Source passage:
▽

# Short Ram vs. Cold Air Intake on a 2.8L 24v VR6



## GLIVR624V* (Sep 26, 2008)

First off I'm located in Minnesnowta, and heres my Q, I was reading up on Short Ram vs. Cold Air Intake and had a question about the region and which to purchase. From what I can accertain from the forums, the CAI draws in air from the wheel hub where as the SRAI takes air in from the engine hub, I live in a ****ty climate (3-4 months of snow and bad weather) So just looking for reassurance that a SRAI would be the better choice given my region and trying to avoid to much moisture.


----------



## Mr. Rictus (Sep 25, 2004)

*Re: Short Ram vs. Cold Air Intake on a 2.8L 24v VR6 (GLIVR624V*)*

Yes, you'll be fine with the short ram.


----------



## LIC-Niner (Aug 31, 2008)

*Re: Short Ram vs. Cold Air Intake on a 2.8L 24v VR6 (GLIVR624V*)*

I modified the factory airbox, and use an ITG filter. makes as much power as a short ram, and somewhat less noise.


----------



## GLIVR624V* (Sep 26, 2008)

*Re: Short Ram vs. Cold Air Intake on a 2.8L 24v VR6 (LIC-Niner)*

Has anyone used this product ? http://****************.com/smile/emthup.gif http://****************.com/smile/emthdown.gif Let me know if you have any experience with this intake.
Neuspeed P-Flo Air Intake 1999-2005 Volkswagen Jetta IV VR6, 2.8L 24 valve VR6 (Short ram system. Includes stainless heat shield.)


----------



## Mr. Rictus (Sep 25, 2004)

*Re: Short Ram vs. Cold Air Intake on a 2.8L 24v VR6 (GLIVR624V*)*


_Quote, originally posted by *GLIVR624V** »_Has anyone used this product ? http://****************.com/smile/emthup.gif http://****************.com/smile/emthdown.gif Let me know if you have any experience with this intake.
Neuspeed P-Flo Air Intake 1999-2005 Volkswagen Jetta IV VR6, 2.8L 24 valve VR6 (Short ram system. Includes stainless heat shield.) 


Now you need to start searching. We've told you that you'll be fine with the Short ram and all CAI's are the same filter on a stick. Please search.


----------



## GLIVR624V* (Sep 26, 2008)

Yeah will do that from now on, thanks for your patience


----------



## ChrisW. (Mar 31, 2003)

△

Exercise description: List every distinct username that appears as a post header in the forum thread about intakes on a 2.8L 24v VR6, counting each name only once. The items that follow have no connection to the forum thread.

Extracted data:

▽

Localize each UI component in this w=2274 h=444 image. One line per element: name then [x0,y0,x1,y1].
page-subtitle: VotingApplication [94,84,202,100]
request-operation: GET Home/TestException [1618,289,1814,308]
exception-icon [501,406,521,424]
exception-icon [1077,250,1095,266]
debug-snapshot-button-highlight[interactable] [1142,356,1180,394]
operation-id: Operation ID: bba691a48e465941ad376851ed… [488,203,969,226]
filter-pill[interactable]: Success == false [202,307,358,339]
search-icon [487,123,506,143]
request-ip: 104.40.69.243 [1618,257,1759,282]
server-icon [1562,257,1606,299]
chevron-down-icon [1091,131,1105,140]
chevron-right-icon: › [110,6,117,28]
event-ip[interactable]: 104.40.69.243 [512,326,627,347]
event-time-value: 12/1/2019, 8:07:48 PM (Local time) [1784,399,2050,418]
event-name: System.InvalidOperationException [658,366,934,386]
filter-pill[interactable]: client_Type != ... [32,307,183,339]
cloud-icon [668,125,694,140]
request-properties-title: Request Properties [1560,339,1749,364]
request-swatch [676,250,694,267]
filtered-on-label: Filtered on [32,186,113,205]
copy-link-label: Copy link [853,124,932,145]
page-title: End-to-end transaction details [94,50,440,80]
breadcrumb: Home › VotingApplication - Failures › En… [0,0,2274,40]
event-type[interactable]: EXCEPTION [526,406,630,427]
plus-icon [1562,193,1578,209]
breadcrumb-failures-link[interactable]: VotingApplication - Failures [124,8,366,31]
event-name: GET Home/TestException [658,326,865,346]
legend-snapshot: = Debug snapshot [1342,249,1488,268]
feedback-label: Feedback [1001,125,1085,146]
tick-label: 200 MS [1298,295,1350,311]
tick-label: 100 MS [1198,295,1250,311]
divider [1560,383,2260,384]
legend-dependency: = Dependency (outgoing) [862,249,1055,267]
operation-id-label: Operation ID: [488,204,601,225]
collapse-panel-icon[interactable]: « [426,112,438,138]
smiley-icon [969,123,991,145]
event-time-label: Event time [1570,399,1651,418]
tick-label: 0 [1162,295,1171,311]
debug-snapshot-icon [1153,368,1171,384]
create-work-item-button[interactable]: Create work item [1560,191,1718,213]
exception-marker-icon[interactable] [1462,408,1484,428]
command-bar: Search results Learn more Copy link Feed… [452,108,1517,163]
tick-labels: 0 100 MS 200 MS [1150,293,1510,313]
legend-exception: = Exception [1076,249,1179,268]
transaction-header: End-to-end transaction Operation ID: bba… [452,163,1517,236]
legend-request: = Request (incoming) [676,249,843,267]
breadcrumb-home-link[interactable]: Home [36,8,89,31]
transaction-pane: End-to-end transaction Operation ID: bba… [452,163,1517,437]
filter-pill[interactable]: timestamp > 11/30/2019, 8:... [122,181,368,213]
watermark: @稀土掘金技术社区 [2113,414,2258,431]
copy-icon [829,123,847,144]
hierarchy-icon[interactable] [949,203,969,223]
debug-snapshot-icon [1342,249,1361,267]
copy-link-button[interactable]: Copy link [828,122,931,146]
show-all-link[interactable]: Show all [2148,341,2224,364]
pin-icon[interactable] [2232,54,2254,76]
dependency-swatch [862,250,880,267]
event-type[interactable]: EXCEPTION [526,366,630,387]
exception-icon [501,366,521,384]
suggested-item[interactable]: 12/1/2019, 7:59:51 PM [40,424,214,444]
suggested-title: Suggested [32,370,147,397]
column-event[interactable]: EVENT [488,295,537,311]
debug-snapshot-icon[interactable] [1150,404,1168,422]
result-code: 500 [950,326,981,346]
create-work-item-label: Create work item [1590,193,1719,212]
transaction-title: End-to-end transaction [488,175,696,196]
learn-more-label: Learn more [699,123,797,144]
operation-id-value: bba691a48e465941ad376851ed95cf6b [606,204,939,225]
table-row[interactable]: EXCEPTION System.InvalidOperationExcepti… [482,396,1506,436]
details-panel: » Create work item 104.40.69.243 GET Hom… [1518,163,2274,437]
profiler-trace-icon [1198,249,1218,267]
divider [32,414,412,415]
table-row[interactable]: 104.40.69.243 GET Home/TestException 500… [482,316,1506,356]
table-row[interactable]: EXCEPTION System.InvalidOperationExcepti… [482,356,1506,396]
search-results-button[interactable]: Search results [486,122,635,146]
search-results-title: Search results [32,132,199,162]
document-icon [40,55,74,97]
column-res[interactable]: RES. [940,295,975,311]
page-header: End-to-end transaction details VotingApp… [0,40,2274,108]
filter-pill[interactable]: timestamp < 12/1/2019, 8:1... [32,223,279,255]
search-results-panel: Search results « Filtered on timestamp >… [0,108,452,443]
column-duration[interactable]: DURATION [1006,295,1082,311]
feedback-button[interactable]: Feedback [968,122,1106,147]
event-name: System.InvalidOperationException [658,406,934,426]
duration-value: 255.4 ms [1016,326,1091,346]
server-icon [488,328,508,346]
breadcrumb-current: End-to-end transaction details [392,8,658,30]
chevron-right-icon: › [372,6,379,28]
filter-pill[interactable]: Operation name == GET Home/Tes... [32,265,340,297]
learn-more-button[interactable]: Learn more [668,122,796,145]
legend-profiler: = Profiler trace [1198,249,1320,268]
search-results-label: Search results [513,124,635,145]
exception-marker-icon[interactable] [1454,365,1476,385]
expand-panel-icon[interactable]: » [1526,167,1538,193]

△

Exercise answer: GLIVR624V*, Mr. Rictus, LIC-Niner, ChrisW.